▸ The task: Quote all lines below exactly. Images stay out.

▸ Material for the task:

>> Begin

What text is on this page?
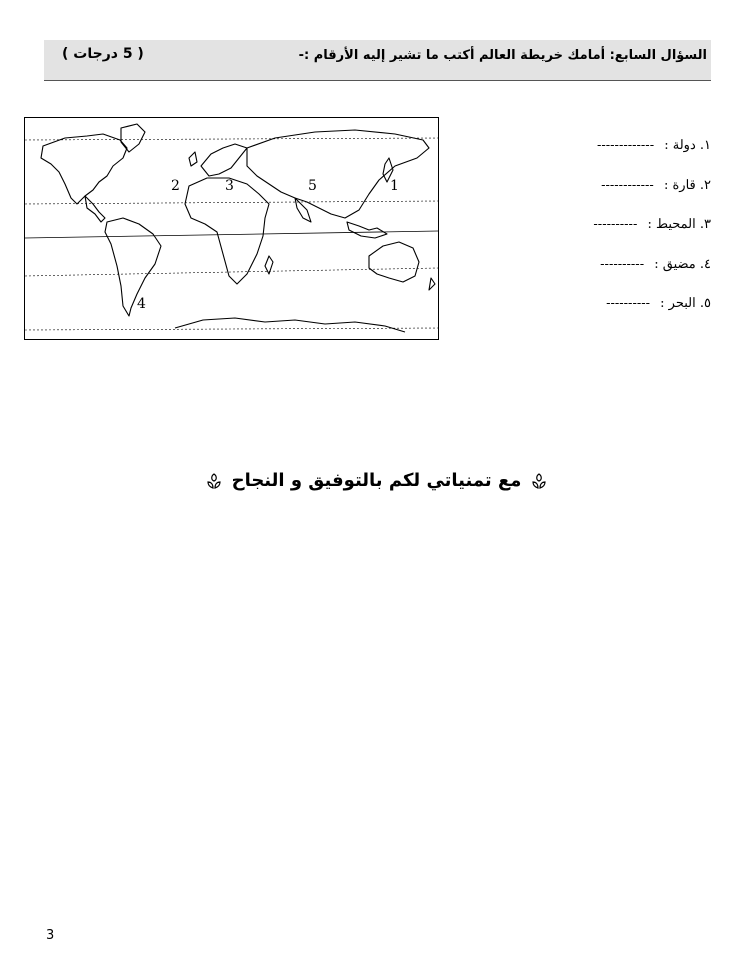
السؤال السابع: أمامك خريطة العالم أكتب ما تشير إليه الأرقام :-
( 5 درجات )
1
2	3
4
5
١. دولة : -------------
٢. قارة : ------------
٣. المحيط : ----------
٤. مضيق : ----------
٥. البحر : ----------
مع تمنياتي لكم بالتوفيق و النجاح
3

>> End

▸ Worked solution:
What text is on this page?
السؤال السابع: أمامك خريطة العالم أكتب ما تشير إليه الأرقام :-
( 5 درجات )
1
2	3
4
5
١. دولة : -------------
٢. قارة : ------------
٣. المحيط : ----------
٤. مضيق : ----------
٥. البحر : ----------
مع تمنياتي لكم بالتوفيق و النجاح
3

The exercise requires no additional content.